• Task requirements
Every entry must be given again exactly.

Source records
== == ==
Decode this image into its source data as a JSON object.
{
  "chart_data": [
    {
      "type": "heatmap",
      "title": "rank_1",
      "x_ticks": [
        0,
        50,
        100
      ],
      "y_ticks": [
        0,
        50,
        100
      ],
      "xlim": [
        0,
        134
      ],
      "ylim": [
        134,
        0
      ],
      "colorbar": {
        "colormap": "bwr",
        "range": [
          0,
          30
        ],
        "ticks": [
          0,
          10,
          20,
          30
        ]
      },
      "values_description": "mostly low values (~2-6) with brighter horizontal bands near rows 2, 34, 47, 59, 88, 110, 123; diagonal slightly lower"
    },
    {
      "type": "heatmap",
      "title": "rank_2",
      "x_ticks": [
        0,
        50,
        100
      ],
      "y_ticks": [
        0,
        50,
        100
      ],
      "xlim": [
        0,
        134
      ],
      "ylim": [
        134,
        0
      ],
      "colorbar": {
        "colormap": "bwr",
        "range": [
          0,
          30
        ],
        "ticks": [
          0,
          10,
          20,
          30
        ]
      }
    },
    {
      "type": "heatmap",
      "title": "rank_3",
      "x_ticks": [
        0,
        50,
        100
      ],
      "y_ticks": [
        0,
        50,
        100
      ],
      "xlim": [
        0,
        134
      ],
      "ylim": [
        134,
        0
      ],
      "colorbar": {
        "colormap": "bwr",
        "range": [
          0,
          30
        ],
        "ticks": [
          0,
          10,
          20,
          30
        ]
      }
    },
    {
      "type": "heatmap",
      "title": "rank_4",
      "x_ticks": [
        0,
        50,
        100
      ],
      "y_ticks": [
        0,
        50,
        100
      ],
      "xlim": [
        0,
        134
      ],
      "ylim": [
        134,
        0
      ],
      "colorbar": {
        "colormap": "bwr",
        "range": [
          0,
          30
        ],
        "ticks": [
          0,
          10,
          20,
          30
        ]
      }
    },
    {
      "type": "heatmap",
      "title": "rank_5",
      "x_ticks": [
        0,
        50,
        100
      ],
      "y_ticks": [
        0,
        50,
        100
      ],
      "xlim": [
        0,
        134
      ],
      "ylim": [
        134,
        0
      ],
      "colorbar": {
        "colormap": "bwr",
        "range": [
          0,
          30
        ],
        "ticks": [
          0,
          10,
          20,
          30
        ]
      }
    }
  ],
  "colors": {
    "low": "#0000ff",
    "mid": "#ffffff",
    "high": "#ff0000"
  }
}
== == ==
• Exercise result
Decode this image into its source data as a JSON object.
{
  "chart_data": [
    {
      "type": "heatmap",
      "title": "rank_1",
      "x_ticks": [
        0,
        50,
        100
      ],
      "y_ticks": [
        0,
        50,
        100
      ],
      "xlim": [
        0,
        134
      ],
      "ylim": [
        134,
        0
      ],
      "colorbar": {
        "colormap": "bwr",
        "range": [
          0,
          30
        ],
        "ticks": [
          0,
          10,
          20,
          30
        ]
      },
      "values_description": "mostly low values (~2-6) with brighter horizontal bands near rows 2, 34, 47, 59, 88, 110, 123; diagonal slightly lower"
    },
    {
      "type": "heatmap",
      "title": "rank_2",
      "x_ticks": [
        0,
        50,
        100
      ],
      "y_ticks": [
        0,
        50,
        100
      ],
      "xlim": [
        0,
        134
      ],
      "ylim": [
        134,
        0
      ],
      "colorbar": {
        "colormap": "bwr",
        "range": [
          0,
          30
        ],
        "ticks": [
          0,
          10,
          20,
          30
        ]
      }
    },
    {
      "type": "heatmap",
      "title": "rank_3",
      "x_ticks": [
        0,
        50,
        100
      ],
      "y_ticks": [
        0,
        50,
        100
      ],
      "xlim": [
        0,
        134
      ],
      "ylim": [
        134,
        0
      ],
      "colorbar": {
        "colormap": "bwr",
        "range": [
          0,
          30
        ],
        "ticks": [
          0,
          10,
          20,
          30
        ]
      }
    },
    {
      "type": "heatmap",
      "title": "rank_4",
      "x_ticks": [
        0,
        50,
        100
      ],
      "y_ticks": [
        0,
        50,
        100
      ],
      "xlim": [
        0,
        134
      ],
      "ylim": [
        134,
        0
      ],
      "colorbar": {
        "colormap": "bwr",
        "range": [
          0,
          30
        ],
        "ticks": [
          0,
          10,
          20,
          30
        ]
      }
    },
    {
      "type": "heatmap",
      "title": "rank_5",
      "x_ticks": [
        0,
        50,
        100
      ],
      "y_ticks": [
        0,
        50,
        100
      ],
      "xlim": [
        0,
        134
      ],
      "ylim": [
        134,
        0
      ],
      "colorbar": {
        "colormap": "bwr",
        "range": [
          0,
          30
        ],
        "ticks": [
          0,
          10,
          20,
          30
        ]
      }
    }
  ],
  "colors": {
    "low": "#0000ff",
    "mid": "#ffffff",
    "high": "#ff0000"
  }
}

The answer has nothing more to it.